■ EXERCISE INSTRUCTIONS ■
Extract every line where the string "JSON" appears.

Figure content listings
========================================================================

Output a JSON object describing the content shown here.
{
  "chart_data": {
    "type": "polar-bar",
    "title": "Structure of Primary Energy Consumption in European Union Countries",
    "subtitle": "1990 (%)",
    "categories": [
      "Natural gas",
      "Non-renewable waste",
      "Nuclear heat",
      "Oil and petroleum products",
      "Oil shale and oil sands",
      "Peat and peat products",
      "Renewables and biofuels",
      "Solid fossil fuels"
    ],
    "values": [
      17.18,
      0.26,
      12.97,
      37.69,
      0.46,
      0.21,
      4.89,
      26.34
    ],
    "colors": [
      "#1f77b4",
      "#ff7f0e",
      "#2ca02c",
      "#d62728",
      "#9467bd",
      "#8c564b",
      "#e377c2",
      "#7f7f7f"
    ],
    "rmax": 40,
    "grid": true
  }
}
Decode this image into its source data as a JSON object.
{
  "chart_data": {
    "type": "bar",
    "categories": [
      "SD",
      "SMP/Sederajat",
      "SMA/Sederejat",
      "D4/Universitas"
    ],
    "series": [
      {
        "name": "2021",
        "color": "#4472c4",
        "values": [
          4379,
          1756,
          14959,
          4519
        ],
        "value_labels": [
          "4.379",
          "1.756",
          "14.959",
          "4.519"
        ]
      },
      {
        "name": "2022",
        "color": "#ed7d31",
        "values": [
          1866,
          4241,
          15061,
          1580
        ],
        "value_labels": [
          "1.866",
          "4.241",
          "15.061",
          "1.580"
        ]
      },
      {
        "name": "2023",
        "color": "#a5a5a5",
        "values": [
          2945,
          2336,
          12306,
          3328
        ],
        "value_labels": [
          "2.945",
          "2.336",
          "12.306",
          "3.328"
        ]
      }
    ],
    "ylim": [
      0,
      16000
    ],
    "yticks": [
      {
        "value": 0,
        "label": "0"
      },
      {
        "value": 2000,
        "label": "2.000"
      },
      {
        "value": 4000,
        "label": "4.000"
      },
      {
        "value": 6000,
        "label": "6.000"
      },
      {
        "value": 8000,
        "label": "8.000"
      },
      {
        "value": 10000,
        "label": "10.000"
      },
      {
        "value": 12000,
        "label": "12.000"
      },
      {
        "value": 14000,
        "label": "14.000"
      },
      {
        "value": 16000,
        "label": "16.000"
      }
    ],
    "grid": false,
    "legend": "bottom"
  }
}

========================================================================

■ EXERCISE OUTPUT ■
Output a JSON object describing the content shown here.
Decode this image into its source data as a JSON object.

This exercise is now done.